*Tâche demandée:* Pouvez-vous transformer en liste JSON de chaînes tout ce qui va du début des enregistrements jusqu'à la ligne contenant "Extract all elements", celle-ci comprise, avec une chaîne par ligne et sans les lignes vides ? Laissez les images hors de la réponse.

*Enregistrements affichés:*
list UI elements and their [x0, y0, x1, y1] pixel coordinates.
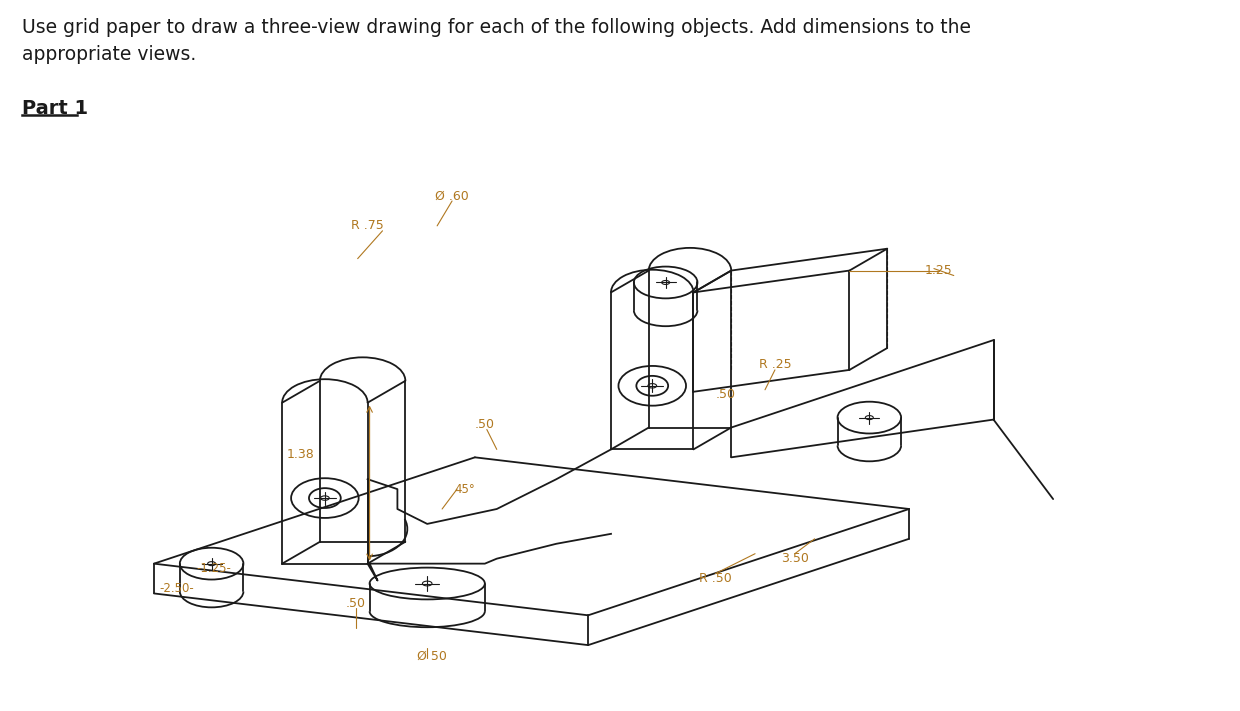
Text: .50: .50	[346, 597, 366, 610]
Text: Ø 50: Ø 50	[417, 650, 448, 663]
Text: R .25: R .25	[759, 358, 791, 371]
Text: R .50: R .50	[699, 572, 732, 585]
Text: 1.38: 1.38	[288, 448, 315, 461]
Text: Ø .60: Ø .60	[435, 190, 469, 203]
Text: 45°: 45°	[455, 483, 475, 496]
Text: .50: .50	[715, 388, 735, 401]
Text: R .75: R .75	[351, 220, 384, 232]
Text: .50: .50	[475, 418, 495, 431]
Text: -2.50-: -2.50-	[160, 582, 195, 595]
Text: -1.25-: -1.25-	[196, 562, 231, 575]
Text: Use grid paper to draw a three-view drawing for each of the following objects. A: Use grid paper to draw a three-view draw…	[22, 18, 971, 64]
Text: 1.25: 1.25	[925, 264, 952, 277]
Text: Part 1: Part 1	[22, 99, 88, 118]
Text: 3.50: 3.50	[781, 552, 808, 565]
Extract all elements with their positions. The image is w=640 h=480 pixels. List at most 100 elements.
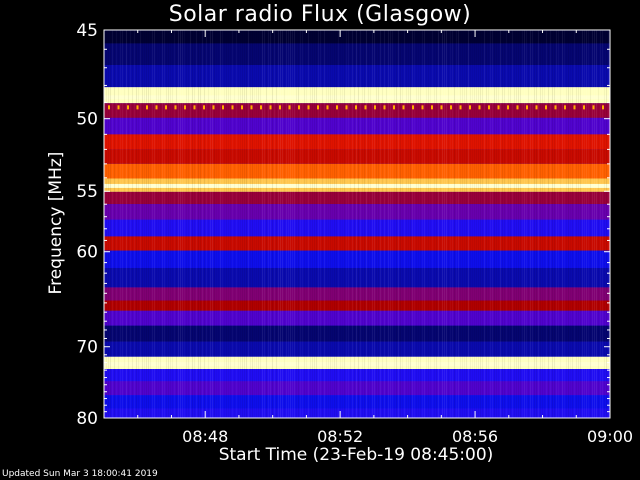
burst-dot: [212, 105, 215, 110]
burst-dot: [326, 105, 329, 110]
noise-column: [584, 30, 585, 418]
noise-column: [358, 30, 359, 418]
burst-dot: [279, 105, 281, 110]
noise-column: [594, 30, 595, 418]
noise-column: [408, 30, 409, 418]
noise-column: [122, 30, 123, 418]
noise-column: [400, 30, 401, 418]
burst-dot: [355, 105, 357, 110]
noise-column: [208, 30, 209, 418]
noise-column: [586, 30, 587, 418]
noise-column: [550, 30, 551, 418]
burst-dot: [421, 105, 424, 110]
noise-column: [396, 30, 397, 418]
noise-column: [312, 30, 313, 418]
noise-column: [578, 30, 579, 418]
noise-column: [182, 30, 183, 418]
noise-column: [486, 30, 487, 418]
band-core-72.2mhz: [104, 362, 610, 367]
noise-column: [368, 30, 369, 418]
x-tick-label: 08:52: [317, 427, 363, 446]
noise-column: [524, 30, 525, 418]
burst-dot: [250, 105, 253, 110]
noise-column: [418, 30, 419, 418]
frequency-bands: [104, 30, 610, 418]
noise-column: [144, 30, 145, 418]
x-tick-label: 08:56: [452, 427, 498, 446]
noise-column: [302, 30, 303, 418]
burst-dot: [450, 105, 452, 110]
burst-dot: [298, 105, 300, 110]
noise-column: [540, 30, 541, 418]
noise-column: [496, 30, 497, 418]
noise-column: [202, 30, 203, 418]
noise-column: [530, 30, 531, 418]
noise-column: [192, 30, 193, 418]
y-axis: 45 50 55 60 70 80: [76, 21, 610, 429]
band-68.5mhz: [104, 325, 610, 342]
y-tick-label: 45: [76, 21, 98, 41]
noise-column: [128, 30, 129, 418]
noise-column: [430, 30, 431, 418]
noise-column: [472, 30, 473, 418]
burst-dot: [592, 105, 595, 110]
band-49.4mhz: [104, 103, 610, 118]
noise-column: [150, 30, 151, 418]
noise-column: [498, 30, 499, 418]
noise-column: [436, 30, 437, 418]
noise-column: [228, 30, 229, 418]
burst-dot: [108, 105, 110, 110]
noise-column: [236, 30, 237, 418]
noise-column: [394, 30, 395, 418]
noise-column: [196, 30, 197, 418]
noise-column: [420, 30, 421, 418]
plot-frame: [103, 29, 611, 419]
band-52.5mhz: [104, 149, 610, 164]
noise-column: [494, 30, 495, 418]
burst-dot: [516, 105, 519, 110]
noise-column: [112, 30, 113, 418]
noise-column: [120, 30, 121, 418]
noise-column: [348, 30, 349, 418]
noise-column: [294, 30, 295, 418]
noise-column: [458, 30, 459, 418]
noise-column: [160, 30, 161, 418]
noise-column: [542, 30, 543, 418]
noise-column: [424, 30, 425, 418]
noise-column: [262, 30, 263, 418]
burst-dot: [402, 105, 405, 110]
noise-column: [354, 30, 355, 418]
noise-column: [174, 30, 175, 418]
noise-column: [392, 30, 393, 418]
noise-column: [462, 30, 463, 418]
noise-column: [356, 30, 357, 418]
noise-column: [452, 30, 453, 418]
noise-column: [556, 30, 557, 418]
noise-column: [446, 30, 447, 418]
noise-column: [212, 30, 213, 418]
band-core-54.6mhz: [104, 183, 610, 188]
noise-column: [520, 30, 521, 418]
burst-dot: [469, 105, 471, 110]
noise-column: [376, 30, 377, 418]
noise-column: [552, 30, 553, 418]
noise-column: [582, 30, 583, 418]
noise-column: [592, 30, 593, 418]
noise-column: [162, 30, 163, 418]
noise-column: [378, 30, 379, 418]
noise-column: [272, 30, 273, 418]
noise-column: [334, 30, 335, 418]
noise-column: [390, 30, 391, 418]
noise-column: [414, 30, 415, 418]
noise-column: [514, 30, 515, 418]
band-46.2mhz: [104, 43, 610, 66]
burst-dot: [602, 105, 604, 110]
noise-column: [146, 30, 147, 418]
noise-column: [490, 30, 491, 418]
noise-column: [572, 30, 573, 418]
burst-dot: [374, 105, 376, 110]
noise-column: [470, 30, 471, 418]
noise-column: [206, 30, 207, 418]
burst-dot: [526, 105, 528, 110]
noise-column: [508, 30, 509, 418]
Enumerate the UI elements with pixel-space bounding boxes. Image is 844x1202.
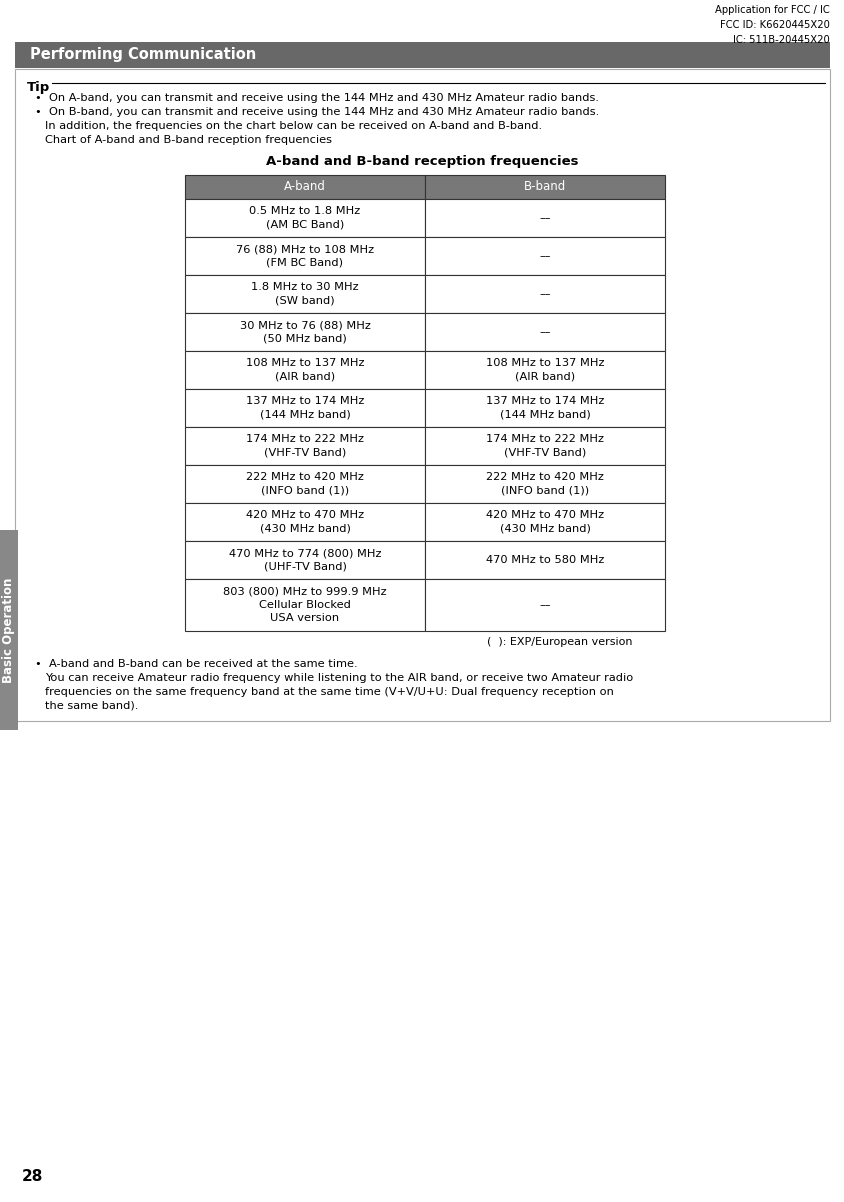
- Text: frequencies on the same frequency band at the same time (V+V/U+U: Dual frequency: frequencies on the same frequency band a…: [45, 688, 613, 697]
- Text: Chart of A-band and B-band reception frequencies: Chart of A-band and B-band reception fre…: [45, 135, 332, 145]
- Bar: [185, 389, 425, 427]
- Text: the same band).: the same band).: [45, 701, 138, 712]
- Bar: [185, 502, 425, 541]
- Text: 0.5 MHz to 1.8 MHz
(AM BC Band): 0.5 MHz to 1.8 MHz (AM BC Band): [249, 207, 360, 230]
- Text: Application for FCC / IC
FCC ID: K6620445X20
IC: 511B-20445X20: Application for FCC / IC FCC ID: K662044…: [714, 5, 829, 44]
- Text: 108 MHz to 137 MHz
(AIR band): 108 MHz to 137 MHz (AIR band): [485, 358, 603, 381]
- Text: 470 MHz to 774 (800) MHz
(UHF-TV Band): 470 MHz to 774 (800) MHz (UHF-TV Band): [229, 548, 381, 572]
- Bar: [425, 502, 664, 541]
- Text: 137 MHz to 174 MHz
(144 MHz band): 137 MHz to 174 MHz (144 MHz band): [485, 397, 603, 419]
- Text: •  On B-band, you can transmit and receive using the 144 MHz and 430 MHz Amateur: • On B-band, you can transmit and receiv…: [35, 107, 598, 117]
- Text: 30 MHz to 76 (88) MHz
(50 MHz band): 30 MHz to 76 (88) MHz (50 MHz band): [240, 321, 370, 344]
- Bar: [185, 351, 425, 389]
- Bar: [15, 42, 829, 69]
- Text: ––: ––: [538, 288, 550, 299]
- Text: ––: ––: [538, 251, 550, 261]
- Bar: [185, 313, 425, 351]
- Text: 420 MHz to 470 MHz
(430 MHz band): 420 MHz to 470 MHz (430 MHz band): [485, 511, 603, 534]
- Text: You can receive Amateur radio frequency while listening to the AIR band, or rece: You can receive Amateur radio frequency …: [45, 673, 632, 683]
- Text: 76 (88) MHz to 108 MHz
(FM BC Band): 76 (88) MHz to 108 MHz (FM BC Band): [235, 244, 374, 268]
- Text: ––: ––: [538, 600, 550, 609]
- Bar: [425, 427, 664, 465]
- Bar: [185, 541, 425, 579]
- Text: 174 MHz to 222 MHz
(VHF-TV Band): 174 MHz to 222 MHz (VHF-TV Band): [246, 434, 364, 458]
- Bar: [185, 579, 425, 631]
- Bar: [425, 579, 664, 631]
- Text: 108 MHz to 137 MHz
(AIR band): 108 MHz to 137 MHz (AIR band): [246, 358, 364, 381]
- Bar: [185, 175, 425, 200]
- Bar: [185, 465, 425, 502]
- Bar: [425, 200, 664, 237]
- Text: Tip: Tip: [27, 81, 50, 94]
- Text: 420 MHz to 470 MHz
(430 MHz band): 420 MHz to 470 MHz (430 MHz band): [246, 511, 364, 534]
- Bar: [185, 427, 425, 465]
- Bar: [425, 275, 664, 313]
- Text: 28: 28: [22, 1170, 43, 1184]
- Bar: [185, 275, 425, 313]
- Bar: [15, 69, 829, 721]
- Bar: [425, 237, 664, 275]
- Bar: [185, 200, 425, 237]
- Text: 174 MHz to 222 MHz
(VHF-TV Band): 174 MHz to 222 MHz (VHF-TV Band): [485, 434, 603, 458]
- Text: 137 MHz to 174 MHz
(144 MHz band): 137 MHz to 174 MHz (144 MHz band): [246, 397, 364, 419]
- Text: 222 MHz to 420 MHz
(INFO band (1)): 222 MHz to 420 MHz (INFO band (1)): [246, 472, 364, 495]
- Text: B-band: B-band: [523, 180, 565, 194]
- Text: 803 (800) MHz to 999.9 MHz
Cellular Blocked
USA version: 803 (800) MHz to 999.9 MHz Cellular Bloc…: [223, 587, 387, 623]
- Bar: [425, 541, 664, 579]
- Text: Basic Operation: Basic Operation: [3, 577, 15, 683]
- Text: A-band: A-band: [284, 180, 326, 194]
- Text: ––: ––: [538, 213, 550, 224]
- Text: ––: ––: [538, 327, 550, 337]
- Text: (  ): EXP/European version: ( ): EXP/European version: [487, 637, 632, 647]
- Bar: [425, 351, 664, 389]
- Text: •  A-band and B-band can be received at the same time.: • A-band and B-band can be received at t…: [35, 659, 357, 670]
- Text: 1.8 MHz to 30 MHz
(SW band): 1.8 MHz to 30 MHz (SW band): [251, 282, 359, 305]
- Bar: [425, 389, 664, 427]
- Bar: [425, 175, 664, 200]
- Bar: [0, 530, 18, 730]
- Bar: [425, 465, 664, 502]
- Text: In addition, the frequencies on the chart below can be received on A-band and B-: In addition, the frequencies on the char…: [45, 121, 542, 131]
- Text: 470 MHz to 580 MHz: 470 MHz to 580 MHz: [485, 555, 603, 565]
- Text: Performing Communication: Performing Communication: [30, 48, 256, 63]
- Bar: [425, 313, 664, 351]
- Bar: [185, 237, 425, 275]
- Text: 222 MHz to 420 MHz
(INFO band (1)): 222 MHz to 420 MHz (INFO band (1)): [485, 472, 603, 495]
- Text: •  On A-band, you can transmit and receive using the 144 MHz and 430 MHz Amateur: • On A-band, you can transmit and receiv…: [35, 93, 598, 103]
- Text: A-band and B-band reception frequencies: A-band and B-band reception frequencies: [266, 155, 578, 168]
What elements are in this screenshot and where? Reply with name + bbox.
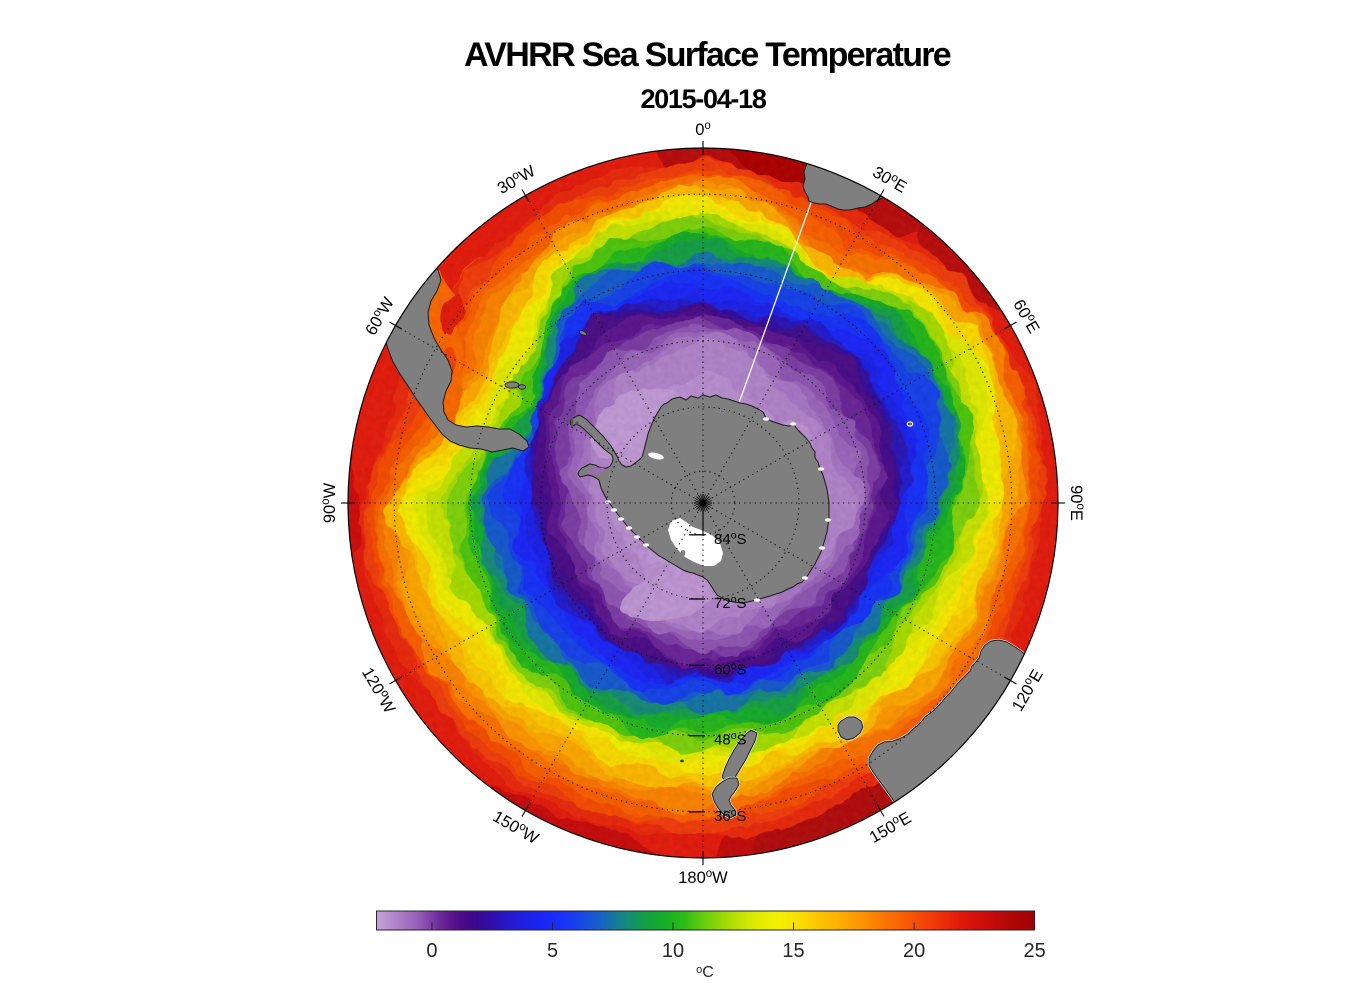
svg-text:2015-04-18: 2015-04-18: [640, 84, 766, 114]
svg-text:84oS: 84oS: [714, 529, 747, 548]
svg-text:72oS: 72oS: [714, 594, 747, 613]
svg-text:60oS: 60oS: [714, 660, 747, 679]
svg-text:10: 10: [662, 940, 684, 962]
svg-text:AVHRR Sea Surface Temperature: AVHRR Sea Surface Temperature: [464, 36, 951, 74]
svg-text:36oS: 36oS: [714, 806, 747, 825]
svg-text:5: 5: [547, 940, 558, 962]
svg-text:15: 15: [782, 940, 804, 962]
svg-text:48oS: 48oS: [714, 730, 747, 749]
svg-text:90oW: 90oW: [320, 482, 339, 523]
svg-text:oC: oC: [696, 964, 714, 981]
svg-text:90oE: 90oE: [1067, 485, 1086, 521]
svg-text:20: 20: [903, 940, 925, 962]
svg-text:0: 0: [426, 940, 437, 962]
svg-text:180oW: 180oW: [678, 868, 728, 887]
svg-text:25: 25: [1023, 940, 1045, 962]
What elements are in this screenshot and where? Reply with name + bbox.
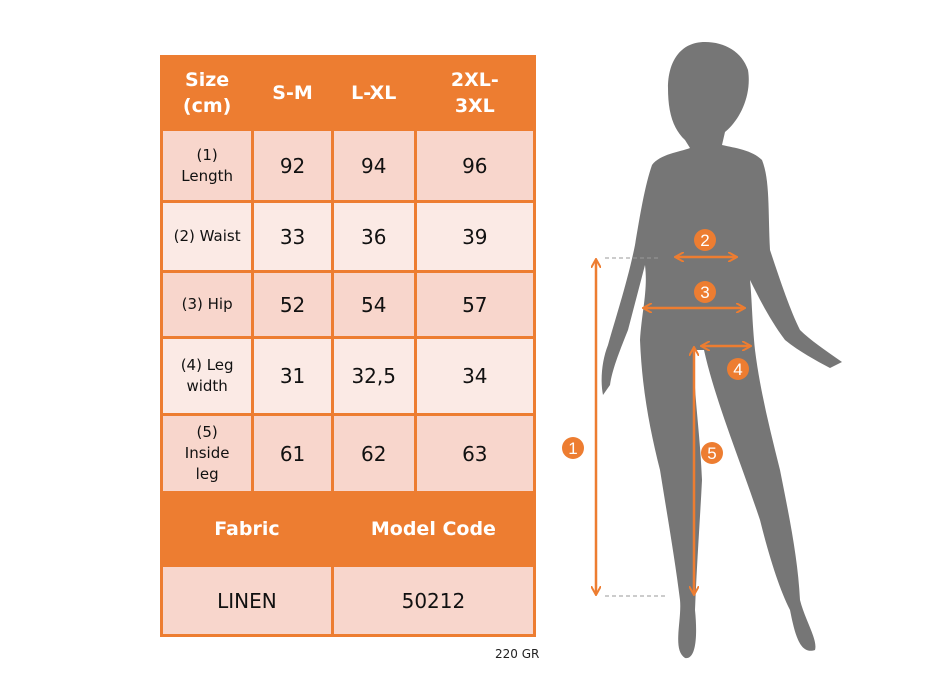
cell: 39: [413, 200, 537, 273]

*La solution:*
[
  "list UI elements and their [x0, y0, x1, y1] pixel coordinates.",
  "Text: .50: .50\t[346, 597, 366, 610]",
  "Text: Ø 50: Ø 50\t[417, 650, 448, 663]",
  "Text: R .25: R .25\t[759, 358, 791, 371]",
  "Text: R .50: R .50\t[699, 572, 732, 585]",
  "Text: 1.38: 1.38\t[288, 448, 315, 461]",
  "Text: Ø .60: Ø .60\t[435, 190, 469, 203]",
  "Text: 45°: 45°\t[455, 483, 475, 496]",
  "Text: .50: .50\t[715, 388, 735, 401]",
  "Text: R .75: R .75\t[351, 220, 384, 232]",
  "Text: .50: .50\t[475, 418, 495, 431]",
  "Text: -2.50-: -2.50-\t[160, 582, 195, 595]",
  "Text: -1.25-: -1.25-\t[196, 562, 231, 575]",
  "Text: Use grid paper to draw a three-view drawing for each of the following objects. A: Use grid paper to draw a three-view draw…\t[22, 18, 971, 64]",
  "Text: 1.25: 1.25\t[925, 264, 952, 277]",
  "Text: Part 1: Part 1\t[22, 99, 88, 118]",
  "Text: 3.50: 3.50\t[781, 552, 808, 565]",
  "Extract all elements with their positions. The image is w=640 h=480 pixels. List at most 100 elements."
]